* [What to produce]: Only the pictures are omitted; repeat all other data exactly.
** Begin Data for this exercise **
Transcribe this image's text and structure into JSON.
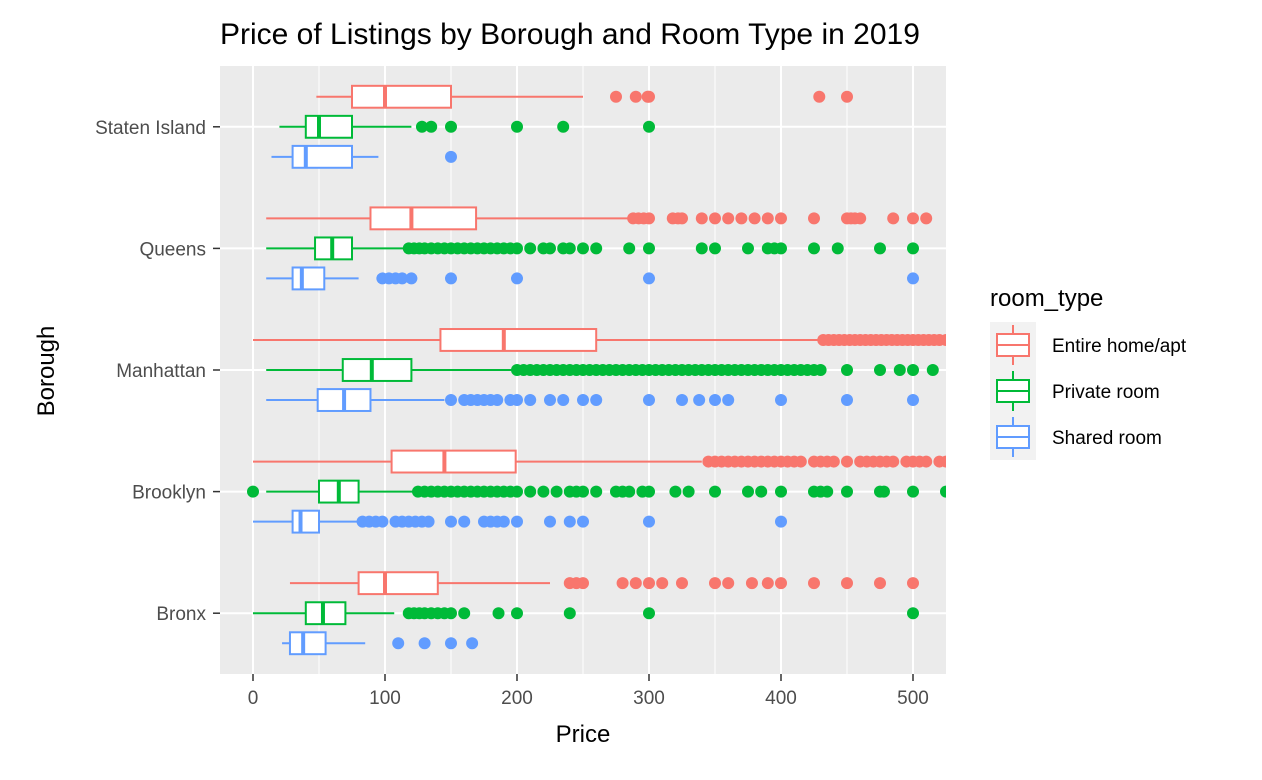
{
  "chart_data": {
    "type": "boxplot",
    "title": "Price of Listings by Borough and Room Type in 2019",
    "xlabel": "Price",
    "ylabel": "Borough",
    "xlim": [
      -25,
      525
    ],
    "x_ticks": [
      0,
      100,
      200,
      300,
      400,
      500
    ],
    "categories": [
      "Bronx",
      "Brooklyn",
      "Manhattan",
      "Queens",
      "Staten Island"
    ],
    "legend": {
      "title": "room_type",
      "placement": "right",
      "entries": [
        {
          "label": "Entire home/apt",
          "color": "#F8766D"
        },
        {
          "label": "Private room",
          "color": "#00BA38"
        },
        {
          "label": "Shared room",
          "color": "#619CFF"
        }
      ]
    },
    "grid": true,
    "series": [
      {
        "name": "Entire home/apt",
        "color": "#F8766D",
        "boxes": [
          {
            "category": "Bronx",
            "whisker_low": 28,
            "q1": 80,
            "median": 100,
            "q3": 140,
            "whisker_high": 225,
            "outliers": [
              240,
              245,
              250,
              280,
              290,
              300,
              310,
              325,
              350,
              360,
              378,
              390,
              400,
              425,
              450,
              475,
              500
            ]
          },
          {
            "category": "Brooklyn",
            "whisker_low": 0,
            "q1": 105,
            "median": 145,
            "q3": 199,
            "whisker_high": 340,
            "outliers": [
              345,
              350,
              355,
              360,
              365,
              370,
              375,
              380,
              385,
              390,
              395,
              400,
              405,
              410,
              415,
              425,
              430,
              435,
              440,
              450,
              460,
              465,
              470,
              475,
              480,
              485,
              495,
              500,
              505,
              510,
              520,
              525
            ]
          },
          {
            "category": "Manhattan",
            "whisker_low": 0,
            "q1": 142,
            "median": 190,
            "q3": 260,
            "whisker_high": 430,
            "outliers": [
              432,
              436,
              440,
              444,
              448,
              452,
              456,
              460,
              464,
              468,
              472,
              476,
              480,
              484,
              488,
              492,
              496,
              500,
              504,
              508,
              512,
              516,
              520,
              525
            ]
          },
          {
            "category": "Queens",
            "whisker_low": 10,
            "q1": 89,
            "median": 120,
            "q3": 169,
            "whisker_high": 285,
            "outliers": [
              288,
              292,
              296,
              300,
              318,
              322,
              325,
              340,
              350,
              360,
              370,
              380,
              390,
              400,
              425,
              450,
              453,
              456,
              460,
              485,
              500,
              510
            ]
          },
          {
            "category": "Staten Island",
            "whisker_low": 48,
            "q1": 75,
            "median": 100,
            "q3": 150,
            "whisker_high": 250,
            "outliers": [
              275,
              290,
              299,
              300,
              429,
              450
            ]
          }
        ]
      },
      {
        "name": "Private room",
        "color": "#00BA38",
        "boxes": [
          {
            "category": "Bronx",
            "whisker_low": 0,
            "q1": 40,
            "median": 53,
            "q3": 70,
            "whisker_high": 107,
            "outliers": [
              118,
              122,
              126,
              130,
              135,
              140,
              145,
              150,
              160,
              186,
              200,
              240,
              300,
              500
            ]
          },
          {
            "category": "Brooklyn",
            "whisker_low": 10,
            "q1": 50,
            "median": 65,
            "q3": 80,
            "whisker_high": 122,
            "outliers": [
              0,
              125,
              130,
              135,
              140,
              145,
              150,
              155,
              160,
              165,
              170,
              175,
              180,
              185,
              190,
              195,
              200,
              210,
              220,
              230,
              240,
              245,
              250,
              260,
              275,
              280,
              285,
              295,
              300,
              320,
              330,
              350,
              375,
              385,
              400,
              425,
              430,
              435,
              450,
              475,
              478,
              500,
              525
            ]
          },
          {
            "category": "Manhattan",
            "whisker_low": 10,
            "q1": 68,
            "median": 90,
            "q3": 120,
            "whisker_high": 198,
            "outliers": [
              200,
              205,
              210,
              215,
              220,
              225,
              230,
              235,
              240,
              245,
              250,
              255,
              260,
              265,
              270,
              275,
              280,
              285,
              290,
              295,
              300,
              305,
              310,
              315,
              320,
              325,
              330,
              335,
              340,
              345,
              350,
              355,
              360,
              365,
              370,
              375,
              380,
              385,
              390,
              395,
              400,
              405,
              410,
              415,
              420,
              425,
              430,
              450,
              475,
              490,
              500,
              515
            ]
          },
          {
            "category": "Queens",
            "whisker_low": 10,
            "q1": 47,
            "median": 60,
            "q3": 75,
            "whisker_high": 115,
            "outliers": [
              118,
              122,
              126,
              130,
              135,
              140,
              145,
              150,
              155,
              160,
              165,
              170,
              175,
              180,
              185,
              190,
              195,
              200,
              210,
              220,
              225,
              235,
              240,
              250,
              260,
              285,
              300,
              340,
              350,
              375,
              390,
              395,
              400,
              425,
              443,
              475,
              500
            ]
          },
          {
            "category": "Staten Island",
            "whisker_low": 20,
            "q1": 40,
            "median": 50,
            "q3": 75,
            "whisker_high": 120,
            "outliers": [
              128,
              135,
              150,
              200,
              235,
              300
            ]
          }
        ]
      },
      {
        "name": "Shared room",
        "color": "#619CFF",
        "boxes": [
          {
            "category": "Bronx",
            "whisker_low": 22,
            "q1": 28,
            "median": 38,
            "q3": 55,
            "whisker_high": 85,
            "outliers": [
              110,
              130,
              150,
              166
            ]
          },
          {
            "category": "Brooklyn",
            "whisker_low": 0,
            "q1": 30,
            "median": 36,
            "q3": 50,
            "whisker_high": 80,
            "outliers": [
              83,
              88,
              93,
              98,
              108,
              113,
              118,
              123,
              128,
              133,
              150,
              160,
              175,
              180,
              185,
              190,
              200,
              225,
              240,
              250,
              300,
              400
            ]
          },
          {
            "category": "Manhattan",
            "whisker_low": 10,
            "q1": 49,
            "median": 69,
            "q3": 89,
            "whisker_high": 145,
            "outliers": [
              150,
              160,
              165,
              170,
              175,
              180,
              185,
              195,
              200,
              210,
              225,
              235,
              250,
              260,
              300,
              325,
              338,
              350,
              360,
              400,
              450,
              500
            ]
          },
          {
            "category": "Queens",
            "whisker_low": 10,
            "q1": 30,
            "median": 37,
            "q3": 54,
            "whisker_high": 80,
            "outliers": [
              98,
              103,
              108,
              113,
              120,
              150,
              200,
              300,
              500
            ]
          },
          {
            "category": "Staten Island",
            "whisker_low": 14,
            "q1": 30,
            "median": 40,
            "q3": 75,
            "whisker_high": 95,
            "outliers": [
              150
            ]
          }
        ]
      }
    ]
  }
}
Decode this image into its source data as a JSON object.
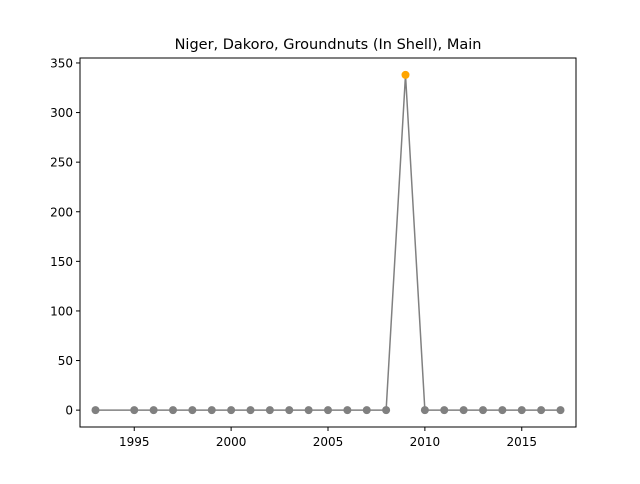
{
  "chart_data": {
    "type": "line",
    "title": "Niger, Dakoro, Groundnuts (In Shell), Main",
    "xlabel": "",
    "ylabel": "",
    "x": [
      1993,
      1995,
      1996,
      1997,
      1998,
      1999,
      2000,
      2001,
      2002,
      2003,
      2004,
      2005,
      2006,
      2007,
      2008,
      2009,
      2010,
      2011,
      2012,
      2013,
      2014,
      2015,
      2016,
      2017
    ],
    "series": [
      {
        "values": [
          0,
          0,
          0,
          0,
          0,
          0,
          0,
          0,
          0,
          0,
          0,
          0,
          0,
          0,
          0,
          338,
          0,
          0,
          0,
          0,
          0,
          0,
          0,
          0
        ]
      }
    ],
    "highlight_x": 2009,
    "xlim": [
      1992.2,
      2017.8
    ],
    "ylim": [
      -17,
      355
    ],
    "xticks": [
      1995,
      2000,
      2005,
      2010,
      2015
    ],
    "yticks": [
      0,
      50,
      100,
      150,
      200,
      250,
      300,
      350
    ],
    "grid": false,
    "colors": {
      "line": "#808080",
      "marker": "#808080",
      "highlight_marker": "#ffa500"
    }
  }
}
** End Data for this exercise **
* [Written solution]:
Transcribe this image's text and structure into JSON.
{
  "chart_data": {
    "type": "boxplot",
    "title": "Price of Listings by Borough and Room Type in 2019",
    "xlabel": "Price",
    "ylabel": "Borough",
    "xlim": [
      -25,
      525
    ],
    "x_ticks": [
      0,
      100,
      200,
      300,
      400,
      500
    ],
    "categories": [
      "Bronx",
      "Brooklyn",
      "Manhattan",
      "Queens",
      "Staten Island"
    ],
    "legend": {
      "title": "room_type",
      "placement": "right",
      "entries": [
        {
          "label": "Entire home/apt",
          "color": "#F8766D"
        },
        {
          "label": "Private room",
          "color": "#00BA38"
        },
        {
          "label": "Shared room",
          "color": "#619CFF"
        }
      ]
    },
    "grid": true,
    "series": [
      {
        "name": "Entire home/apt",
        "color": "#F8766D",
        "boxes": [
          {
            "category": "Bronx",
            "whisker_low": 28,
            "q1": 80,
            "median": 100,
            "q3": 140,
            "whisker_high": 225,
            "outliers": [
              240,
              245,
              250,
              280,
              290,
              300,
              310,
              325,
              350,
              360,
              378,
              390,
              400,
              425,
              450,
              475,
              500
            ]
          },
          {
            "category": "Brooklyn",
            "whisker_low": 0,
            "q1": 105,
            "median": 145,
            "q3": 199,
            "whisker_high": 340,
            "outliers": [
              345,
              350,
              355,
              360,
              365,
              370,
              375,
              380,
              385,
              390,
              395,
              400,
              405,
              410,
              415,
              425,
              430,
              435,
              440,
              450,
              460,
              465,
              470,
              475,
              480,
              485,
              495,
              500,
              505,
              510,
              520,
              525
            ]
          },
          {
            "category": "Manhattan",
            "whisker_low": 0,
            "q1": 142,
            "median": 190,
            "q3": 260,
            "whisker_high": 430,
            "outliers": [
              432,
              436,
              440,
              444,
              448,
              452,
              456,
              460,
              464,
              468,
              472,
              476,
              480,
              484,
              488,
              492,
              496,
              500,
              504,
              508,
              512,
              516,
              520,
              525
            ]
          },
          {
            "category": "Queens",
            "whisker_low": 10,
            "q1": 89,
            "median": 120,
            "q3": 169,
            "whisker_high": 285,
            "outliers": [
              288,
              292,
              296,
              300,
              318,
              322,
              325,
              340,
              350,
              360,
              370,
              380,
              390,
              400,
              425,
              450,
              453,
              456,
              460,
              485,
              500,
              510
            ]
          },
          {
            "category": "Staten Island",
            "whisker_low": 48,
            "q1": 75,
            "median": 100,
            "q3": 150,
            "whisker_high": 250,
            "outliers": [
              275,
              290,
              299,
              300,
              429,
              450
            ]
          }
        ]
      },
      {
        "name": "Private room",
        "color": "#00BA38",
        "boxes": [
          {
            "category": "Bronx",
            "whisker_low": 0,
            "q1": 40,
            "median": 53,
            "q3": 70,
            "whisker_high": 107,
            "outliers": [
              118,
              122,
              126,
              130,
              135,
              140,
              145,
              150,
              160,
              186,
              200,
              240,
              300,
              500
            ]
          },
          {
            "category": "Brooklyn",
            "whisker_low": 10,
            "q1": 50,
            "median": 65,
            "q3": 80,
            "whisker_high": 122,
            "outliers": [
              0,
              125,
              130,
              135,
              140,
              145,
              150,
              155,
              160,
              165,
              170,
              175,
              180,
              185,
              190,
              195,
              200,
              210,
              220,
              230,
              240,
              245,
              250,
              260,
              275,
              280,
              285,
              295,
              300,
              320,
              330,
              350,
              375,
              385,
              400,
              425,
              430,
              435,
              450,
              475,
              478,
              500,
              525
            ]
          },
          {
            "category": "Manhattan",
            "whisker_low": 10,
            "q1": 68,
            "median": 90,
            "q3": 120,
            "whisker_high": 198,
            "outliers": [
              200,
              205,
              210,
              215,
              220,
              225,
              230,
              235,
              240,
              245,
              250,
              255,
              260,
              265,
              270,
              275,
              280,
              285,
              290,
              295,
              300,
              305,
              310,
              315,
              320,
              325,
              330,
              335,
              340,
              345,
              350,
              355,
              360,
              365,
              370,
              375,
              380,
              385,
              390,
              395,
              400,
              405,
              410,
              415,
              420,
              425,
              430,
              450,
              475,
              490,
              500,
              515
            ]
          },
          {
            "category": "Queens",
            "whisker_low": 10,
            "q1": 47,
            "median": 60,
            "q3": 75,
            "whisker_high": 115,
            "outliers": [
              118,
              122,
              126,
              130,
              135,
              140,
              145,
              150,
              155,
              160,
              165,
              170,
              175,
              180,
              185,
              190,
              195,
              200,
              210,
              220,
              225,
              235,
              240,
              250,
              260,
              285,
              300,
              340,
              350,
              375,
              390,
              395,
              400,
              425,
              443,
              475,
              500
            ]
          },
          {
            "category": "Staten Island",
            "whisker_low": 20,
            "q1": 40,
            "median": 50,
            "q3": 75,
            "whisker_high": 120,
            "outliers": [
              128,
              135,
              150,
              200,
              235,
              300
            ]
          }
        ]
      },
      {
        "name": "Shared room",
        "color": "#619CFF",
        "boxes": [
          {
            "category": "Bronx",
            "whisker_low": 22,
            "q1": 28,
            "median": 38,
            "q3": 55,
            "whisker_high": 85,
            "outliers": [
              110,
              130,
              150,
              166
            ]
          },
          {
            "category": "Brooklyn",
            "whisker_low": 0,
            "q1": 30,
            "median": 36,
            "q3": 50,
            "whisker_high": 80,
            "outliers": [
              83,
              88,
              93,
              98,
              108,
              113,
              118,
              123,
              128,
              133,
              150,
              160,
              175,
              180,
              185,
              190,
              200,
              225,
              240,
              250,
              300,
              400
            ]
          },
          {
            "category": "Manhattan",
            "whisker_low": 10,
            "q1": 49,
            "median": 69,
            "q3": 89,
            "whisker_high": 145,
            "outliers": [
              150,
              160,
              165,
              170,
              175,
              180,
              185,
              195,
              200,
              210,
              225,
              235,
              250,
              260,
              300,
              325,
              338,
              350,
              360,
              400,
              450,
              500
            ]
          },
          {
            "category": "Queens",
            "whisker_low": 10,
            "q1": 30,
            "median": 37,
            "q3": 54,
            "whisker_high": 80,
            "outliers": [
              98,
              103,
              108,
              113,
              120,
              150,
              200,
              300,
              500
            ]
          },
          {
            "category": "Staten Island",
            "whisker_low": 14,
            "q1": 30,
            "median": 40,
            "q3": 75,
            "whisker_high": 95,
            "outliers": [
              150
            ]
          }
        ]
      }
    ]
  }
}
Decode this image into its source data as a JSON object.
{
  "chart_data": {
    "type": "line",
    "title": "Niger, Dakoro, Groundnuts (In Shell), Main",
    "xlabel": "",
    "ylabel": "",
    "x": [
      1993,
      1995,
      1996,
      1997,
      1998,
      1999,
      2000,
      2001,
      2002,
      2003,
      2004,
      2005,
      2006,
      2007,
      2008,
      2009,
      2010,
      2011,
      2012,
      2013,
      2014,
      2015,
      2016,
      2017
    ],
    "series": [
      {
        "values": [
          0,
          0,
          0,
          0,
          0,
          0,
          0,
          0,
          0,
          0,
          0,
          0,
          0,
          0,
          0,
          338,
          0,
          0,
          0,
          0,
          0,
          0,
          0,
          0
        ]
      }
    ],
    "highlight_x": 2009,
    "xlim": [
      1992.2,
      2017.8
    ],
    "ylim": [
      -17,
      355
    ],
    "xticks": [
      1995,
      2000,
      2005,
      2010,
      2015
    ],
    "yticks": [
      0,
      50,
      100,
      150,
      200,
      250,
      300,
      350
    ],
    "grid": false,
    "colors": {
      "line": "#808080",
      "marker": "#808080",
      "highlight_marker": "#ffa500"
    }
  }
}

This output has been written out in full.